#### What to produce
Copy every line in which the string "JSON" occurs.

#### Exercise data
#####

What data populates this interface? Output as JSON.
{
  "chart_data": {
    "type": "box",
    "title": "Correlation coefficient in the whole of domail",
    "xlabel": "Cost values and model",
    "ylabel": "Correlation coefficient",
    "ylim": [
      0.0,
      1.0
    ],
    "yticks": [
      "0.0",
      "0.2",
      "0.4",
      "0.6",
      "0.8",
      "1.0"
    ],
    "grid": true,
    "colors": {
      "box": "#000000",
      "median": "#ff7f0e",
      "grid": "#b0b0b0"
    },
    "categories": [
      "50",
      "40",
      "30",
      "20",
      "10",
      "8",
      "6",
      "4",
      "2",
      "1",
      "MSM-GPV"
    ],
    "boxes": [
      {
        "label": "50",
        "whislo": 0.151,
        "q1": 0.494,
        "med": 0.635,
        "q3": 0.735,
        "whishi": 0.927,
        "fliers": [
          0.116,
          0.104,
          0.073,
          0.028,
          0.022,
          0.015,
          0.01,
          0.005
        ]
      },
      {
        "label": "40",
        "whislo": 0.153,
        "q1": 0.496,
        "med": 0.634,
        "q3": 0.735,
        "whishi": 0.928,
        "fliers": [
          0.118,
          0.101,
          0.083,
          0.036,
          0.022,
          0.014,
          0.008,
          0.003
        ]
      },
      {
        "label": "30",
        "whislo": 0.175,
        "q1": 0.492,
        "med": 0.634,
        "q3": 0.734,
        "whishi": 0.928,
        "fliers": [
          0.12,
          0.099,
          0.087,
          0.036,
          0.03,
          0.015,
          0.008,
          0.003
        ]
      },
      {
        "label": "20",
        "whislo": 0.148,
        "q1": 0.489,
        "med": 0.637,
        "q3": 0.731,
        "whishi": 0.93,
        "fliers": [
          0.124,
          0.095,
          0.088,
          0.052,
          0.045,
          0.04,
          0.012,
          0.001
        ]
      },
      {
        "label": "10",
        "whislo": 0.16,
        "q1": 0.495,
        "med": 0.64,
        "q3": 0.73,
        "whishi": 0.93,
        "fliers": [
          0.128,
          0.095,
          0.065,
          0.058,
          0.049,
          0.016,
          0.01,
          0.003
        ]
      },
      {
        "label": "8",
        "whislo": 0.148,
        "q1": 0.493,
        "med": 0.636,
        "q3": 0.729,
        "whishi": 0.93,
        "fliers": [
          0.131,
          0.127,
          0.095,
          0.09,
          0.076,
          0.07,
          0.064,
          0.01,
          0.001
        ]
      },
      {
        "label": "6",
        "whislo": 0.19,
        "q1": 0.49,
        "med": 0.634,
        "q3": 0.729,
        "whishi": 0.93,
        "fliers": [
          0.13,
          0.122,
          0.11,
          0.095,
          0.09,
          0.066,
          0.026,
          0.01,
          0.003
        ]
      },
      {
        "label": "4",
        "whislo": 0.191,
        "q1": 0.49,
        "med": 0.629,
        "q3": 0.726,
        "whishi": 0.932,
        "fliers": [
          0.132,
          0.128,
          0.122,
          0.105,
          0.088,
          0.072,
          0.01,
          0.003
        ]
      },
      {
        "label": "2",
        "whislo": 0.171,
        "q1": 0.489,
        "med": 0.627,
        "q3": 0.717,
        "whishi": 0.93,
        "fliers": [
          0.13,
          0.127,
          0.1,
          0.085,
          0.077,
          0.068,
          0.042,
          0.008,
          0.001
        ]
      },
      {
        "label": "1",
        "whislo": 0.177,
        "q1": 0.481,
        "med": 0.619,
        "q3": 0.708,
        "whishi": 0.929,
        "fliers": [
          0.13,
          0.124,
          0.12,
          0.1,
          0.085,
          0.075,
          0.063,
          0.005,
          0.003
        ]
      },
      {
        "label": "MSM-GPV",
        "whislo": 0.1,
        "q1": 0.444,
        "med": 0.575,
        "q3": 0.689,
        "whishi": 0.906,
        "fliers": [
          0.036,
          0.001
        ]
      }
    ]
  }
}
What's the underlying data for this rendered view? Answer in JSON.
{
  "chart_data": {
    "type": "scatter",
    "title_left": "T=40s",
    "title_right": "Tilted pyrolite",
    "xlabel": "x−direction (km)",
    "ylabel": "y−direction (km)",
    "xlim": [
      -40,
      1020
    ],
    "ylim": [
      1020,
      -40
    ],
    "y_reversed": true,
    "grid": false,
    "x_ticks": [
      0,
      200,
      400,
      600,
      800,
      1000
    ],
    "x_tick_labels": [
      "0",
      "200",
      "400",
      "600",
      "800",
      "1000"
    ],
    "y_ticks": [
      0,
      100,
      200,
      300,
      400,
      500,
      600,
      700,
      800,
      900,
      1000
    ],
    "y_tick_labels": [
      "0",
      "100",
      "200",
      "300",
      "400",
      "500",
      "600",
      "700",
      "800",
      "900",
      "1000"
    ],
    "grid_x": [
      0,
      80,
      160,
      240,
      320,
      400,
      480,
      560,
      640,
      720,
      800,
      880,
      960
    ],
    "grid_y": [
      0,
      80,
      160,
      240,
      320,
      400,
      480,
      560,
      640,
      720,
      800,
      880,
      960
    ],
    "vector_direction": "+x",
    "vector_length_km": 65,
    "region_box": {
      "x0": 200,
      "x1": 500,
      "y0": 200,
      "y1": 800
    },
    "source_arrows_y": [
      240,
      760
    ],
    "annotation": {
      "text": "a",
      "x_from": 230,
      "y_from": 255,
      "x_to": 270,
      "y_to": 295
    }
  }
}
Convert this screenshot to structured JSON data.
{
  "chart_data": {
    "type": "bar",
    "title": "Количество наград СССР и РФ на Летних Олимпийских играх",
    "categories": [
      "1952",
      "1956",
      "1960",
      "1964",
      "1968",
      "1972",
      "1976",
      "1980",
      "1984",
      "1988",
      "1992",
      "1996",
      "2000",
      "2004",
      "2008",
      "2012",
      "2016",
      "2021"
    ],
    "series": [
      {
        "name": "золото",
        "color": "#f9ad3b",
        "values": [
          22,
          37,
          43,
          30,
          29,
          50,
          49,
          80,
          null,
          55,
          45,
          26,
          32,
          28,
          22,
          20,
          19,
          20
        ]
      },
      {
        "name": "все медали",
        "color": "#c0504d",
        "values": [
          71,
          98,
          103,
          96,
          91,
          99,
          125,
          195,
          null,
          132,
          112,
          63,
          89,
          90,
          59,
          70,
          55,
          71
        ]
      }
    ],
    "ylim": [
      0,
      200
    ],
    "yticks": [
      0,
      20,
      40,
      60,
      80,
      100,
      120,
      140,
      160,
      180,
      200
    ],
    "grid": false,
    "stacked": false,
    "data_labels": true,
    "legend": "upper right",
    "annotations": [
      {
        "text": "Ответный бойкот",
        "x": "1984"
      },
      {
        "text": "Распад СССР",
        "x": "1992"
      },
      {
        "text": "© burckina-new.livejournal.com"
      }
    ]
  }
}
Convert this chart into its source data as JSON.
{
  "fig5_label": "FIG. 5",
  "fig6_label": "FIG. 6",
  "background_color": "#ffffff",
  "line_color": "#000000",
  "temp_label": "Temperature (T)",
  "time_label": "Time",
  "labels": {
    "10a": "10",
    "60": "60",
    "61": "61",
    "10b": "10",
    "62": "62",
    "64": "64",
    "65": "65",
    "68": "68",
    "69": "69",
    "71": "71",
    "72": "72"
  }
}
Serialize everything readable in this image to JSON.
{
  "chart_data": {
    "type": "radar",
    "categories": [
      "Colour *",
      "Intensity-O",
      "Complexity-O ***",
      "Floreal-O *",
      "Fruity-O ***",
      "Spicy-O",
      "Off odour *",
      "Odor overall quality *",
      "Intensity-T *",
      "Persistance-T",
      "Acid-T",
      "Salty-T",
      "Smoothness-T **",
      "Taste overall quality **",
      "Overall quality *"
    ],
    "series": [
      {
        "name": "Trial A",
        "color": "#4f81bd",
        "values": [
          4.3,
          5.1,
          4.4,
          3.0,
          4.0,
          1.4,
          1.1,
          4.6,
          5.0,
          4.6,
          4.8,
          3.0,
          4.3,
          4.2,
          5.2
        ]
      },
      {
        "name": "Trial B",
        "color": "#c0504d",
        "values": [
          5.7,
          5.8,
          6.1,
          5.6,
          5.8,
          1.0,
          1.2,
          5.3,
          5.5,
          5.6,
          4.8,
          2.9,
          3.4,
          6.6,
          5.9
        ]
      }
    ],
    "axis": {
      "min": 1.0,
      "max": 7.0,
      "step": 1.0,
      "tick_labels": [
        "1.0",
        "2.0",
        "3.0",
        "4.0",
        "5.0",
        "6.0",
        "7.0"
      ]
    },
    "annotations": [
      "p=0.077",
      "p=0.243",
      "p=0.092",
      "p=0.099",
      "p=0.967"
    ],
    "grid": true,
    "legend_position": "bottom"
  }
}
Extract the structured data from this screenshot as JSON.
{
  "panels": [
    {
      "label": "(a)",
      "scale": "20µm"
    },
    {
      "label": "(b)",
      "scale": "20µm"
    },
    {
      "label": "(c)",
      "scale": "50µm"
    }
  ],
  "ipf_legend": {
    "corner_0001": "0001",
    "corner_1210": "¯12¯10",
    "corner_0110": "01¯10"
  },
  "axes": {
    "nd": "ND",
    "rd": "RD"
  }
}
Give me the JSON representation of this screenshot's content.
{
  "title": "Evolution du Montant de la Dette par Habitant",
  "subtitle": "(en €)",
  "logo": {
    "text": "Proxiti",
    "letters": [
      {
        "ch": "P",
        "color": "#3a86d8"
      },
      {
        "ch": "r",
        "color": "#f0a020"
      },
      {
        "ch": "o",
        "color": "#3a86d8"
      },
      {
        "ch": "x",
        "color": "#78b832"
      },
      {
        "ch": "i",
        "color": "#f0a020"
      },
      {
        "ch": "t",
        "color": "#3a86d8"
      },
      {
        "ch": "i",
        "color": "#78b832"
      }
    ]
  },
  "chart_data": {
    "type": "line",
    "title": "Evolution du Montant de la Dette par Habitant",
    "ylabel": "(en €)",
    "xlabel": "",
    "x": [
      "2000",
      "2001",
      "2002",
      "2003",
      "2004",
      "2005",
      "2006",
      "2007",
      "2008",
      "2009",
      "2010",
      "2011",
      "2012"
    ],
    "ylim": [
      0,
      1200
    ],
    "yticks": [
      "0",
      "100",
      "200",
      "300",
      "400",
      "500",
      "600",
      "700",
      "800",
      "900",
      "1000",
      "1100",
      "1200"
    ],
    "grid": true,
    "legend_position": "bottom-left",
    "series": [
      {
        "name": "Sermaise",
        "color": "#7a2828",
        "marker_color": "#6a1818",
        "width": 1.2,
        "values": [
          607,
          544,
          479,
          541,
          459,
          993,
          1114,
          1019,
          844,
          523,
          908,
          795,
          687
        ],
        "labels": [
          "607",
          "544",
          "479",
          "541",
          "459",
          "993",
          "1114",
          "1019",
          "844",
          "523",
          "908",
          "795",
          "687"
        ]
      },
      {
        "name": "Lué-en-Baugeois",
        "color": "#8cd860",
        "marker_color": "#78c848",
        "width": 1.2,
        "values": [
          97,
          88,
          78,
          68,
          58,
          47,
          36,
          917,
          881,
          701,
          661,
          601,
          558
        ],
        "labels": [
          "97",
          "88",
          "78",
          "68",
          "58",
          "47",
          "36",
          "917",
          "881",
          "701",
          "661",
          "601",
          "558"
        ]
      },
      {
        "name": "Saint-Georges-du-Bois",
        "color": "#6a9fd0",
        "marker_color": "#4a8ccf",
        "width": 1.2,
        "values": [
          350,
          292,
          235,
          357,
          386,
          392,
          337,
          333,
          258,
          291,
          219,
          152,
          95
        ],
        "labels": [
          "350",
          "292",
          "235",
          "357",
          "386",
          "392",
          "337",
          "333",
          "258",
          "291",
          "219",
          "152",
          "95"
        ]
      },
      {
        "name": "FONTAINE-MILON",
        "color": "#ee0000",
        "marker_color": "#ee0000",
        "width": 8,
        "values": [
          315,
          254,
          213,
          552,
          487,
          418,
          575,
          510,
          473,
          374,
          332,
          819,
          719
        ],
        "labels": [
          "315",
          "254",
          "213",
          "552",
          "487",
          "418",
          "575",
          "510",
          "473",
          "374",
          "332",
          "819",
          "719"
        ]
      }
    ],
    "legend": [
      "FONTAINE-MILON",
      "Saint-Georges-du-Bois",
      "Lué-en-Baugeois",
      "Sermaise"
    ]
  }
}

#####

#### Exercise response
What data populates this interface? Output as JSON.
What's the underlying data for this rendered view? Answer in JSON.
Convert this screenshot to structured JSON data.
Convert this chart into its source data as JSON.
Serialize everything readable in this image to JSON.
Extract the structured data from this screenshot as JSON.
Give me the JSON representation of this screenshot's content.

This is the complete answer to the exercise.